**Brief**
Your answer should be the full set of entries, given again without alteration.
* * * * * * *
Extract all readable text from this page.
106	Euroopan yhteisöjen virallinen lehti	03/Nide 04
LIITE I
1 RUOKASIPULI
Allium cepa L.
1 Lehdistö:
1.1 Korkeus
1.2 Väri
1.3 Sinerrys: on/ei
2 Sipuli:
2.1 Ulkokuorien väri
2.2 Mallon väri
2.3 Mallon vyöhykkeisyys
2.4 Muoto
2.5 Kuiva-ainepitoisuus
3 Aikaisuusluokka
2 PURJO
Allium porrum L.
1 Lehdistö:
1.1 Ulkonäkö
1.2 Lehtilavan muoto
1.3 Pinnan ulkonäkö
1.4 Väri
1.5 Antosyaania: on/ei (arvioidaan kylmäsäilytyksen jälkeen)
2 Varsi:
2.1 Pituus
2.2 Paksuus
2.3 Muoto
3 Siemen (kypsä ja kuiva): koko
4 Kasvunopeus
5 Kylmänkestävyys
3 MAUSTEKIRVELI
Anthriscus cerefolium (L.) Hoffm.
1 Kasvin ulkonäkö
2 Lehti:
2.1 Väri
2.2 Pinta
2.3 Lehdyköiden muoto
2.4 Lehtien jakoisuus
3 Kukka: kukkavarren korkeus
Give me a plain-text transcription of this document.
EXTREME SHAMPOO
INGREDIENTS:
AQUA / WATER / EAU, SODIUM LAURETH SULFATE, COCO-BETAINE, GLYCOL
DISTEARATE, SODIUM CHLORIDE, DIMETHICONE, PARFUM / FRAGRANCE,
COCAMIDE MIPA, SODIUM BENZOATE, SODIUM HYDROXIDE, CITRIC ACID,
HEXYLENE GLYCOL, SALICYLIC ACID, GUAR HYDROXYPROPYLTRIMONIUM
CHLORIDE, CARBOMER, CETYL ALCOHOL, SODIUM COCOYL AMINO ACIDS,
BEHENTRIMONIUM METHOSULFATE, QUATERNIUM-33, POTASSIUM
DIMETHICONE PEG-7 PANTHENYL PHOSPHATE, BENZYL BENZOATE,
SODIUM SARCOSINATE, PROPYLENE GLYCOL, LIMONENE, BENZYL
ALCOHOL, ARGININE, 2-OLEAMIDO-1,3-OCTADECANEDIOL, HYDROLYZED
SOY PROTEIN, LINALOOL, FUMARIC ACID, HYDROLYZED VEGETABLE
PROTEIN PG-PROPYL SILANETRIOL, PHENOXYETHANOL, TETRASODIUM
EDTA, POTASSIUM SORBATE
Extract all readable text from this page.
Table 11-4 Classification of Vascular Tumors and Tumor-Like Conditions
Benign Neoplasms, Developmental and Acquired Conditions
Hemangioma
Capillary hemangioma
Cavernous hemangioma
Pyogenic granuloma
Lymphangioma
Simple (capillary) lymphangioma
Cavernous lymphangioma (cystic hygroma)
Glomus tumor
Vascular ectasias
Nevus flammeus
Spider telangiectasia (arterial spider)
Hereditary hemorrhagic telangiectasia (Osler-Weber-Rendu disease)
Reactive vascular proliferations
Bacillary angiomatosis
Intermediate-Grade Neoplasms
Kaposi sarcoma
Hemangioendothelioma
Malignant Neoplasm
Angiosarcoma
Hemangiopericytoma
* * * * * * *
**Response area**
Extract all readable text from this page.
106	Euroopan yhteisöjen virallinen lehti	03/Nide 04
LIITE I
1 RUOKASIPULI
Allium cepa L.
1 Lehdistö:
1.1 Korkeus
1.2 Väri
1.3 Sinerrys: on/ei
2 Sipuli:
2.1 Ulkokuorien väri
2.2 Mallon väri
2.3 Mallon vyöhykkeisyys
2.4 Muoto
2.5 Kuiva-ainepitoisuus
3 Aikaisuusluokka
2 PURJO
Allium porrum L.
1 Lehdistö:
1.1 Ulkonäkö
1.2 Lehtilavan muoto
1.3 Pinnan ulkonäkö
1.4 Väri
1.5 Antosyaania: on/ei (arvioidaan kylmäsäilytyksen jälkeen)
2 Varsi:
2.1 Pituus
2.2 Paksuus
2.3 Muoto
3 Siemen (kypsä ja kuiva): koko
4 Kasvunopeus
5 Kylmänkestävyys
3 MAUSTEKIRVELI
Anthriscus cerefolium (L.) Hoffm.
1 Kasvin ulkonäkö
2 Lehti:
2.1 Väri
2.2 Pinta
2.3 Lehdyköiden muoto
2.4 Lehtien jakoisuus
3 Kukka: kukkavarren korkeus
Give me a plain-text transcription of this document.
EXTREME SHAMPOO
INGREDIENTS:
AQUA / WATER / EAU, SODIUM LAURETH SULFATE, COCO-BETAINE, GLYCOL
DISTEARATE, SODIUM CHLORIDE, DIMETHICONE, PARFUM / FRAGRANCE,
COCAMIDE MIPA, SODIUM BENZOATE, SODIUM HYDROXIDE, CITRIC ACID,
HEXYLENE GLYCOL, SALICYLIC ACID, GUAR HYDROXYPROPYLTRIMONIUM
CHLORIDE, CARBOMER, CETYL ALCOHOL, SODIUM COCOYL AMINO ACIDS,
BEHENTRIMONIUM METHOSULFATE, QUATERNIUM-33, POTASSIUM
DIMETHICONE PEG-7 PANTHENYL PHOSPHATE, BENZYL BENZOATE,
SODIUM SARCOSINATE, PROPYLENE GLYCOL, LIMONENE, BENZYL
ALCOHOL, ARGININE, 2-OLEAMIDO-1,3-OCTADECANEDIOL, HYDROLYZED
SOY PROTEIN, LINALOOL, FUMARIC ACID, HYDROLYZED VEGETABLE
PROTEIN PG-PROPYL SILANETRIOL, PHENOXYETHANOL, TETRASODIUM
EDTA, POTASSIUM SORBATE
Extract all readable text from this page.
Table 11-4 Classification of Vascular Tumors and Tumor-Like Conditions
Benign Neoplasms, Developmental and Acquired Conditions
Hemangioma
Capillary hemangioma
Cavernous hemangioma
Pyogenic granuloma
Lymphangioma
Simple (capillary) lymphangioma
Cavernous lymphangioma (cystic hygroma)
Glomus tumor
Vascular ectasias
Nevus flammeus
Spider telangiectasia (arterial spider)
Hereditary hemorrhagic telangiectasia (Osler-Weber-Rendu disease)
Reactive vascular proliferations
Bacillary angiomatosis
Intermediate-Grade Neoplasms
Kaposi sarcoma
Hemangioendothelioma
Malignant Neoplasm
Angiosarcoma
Hemangiopericytoma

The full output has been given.